- DIRECTION
Locate and copy all lines bearing the word "droplet".

- WORKING DATA
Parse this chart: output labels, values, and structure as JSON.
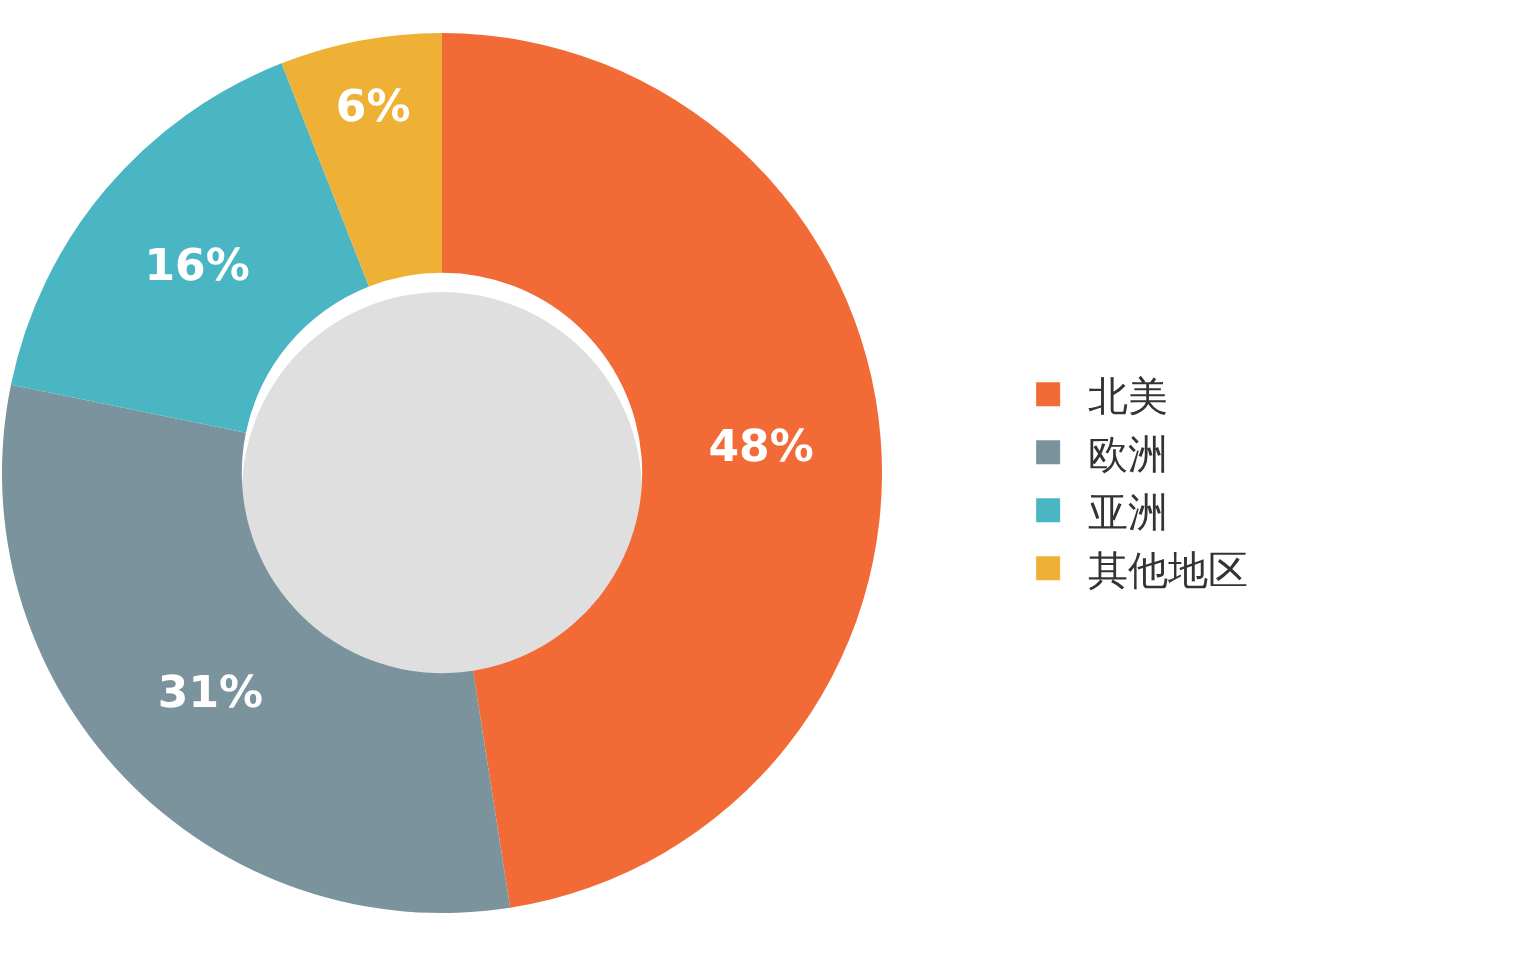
{
  "chart_data": {
    "type": "donut",
    "categories": [
      "北美",
      "欧洲",
      "亚洲",
      "其他地区"
    ],
    "values": [
      48,
      31,
      16,
      6
    ],
    "value_labels": [
      "48%",
      "31%",
      "16%",
      "6%"
    ],
    "colors": [
      "#f26a36",
      "#7a939c",
      "#4ab6c4",
      "#efb135"
    ],
    "legend": "right"
  }
}
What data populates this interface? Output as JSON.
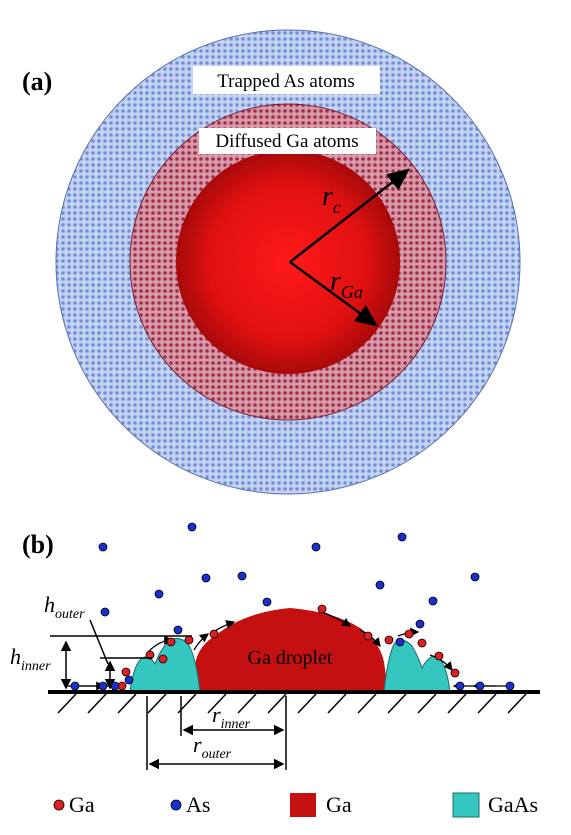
{
  "panel_a": {
    "label": "(a)",
    "outer_ring_label": "Trapped As atoms",
    "inner_ring_label": "Diffused Ga atoms",
    "r_c_symbol": "r",
    "r_c_sub": "c",
    "r_ga_symbol": "r",
    "r_ga_sub": "Ga",
    "colors": {
      "outer_ring": "#b3c3ea",
      "inner_ring": "#c77d8e",
      "core": "#e41212"
    }
  },
  "panel_b": {
    "label": "(b)",
    "droplet_label": "Ga droplet",
    "h_outer": {
      "symbol": "h",
      "sub": "outer"
    },
    "h_inner": {
      "symbol": "h",
      "sub": "inner"
    },
    "r_inner": {
      "symbol": "r",
      "sub": "inner"
    },
    "r_outer": {
      "symbol": "r",
      "sub": "outer"
    },
    "colors": {
      "droplet": "#c41010",
      "gaas": "#35c6c0",
      "ga_atom": "#e02020",
      "as_atom": "#1a2fd0"
    }
  },
  "legend": [
    {
      "kind": "dot",
      "color": "#e02020",
      "label": "Ga"
    },
    {
      "kind": "dot",
      "color": "#1a2fd0",
      "label": "As"
    },
    {
      "kind": "square",
      "color": "#c41010",
      "label": "Ga"
    },
    {
      "kind": "square",
      "color": "#35c6c0",
      "label": "GaAs"
    }
  ]
}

- SOLUTION
    "droplet_label": "Ga droplet",
      "droplet": "#c41010",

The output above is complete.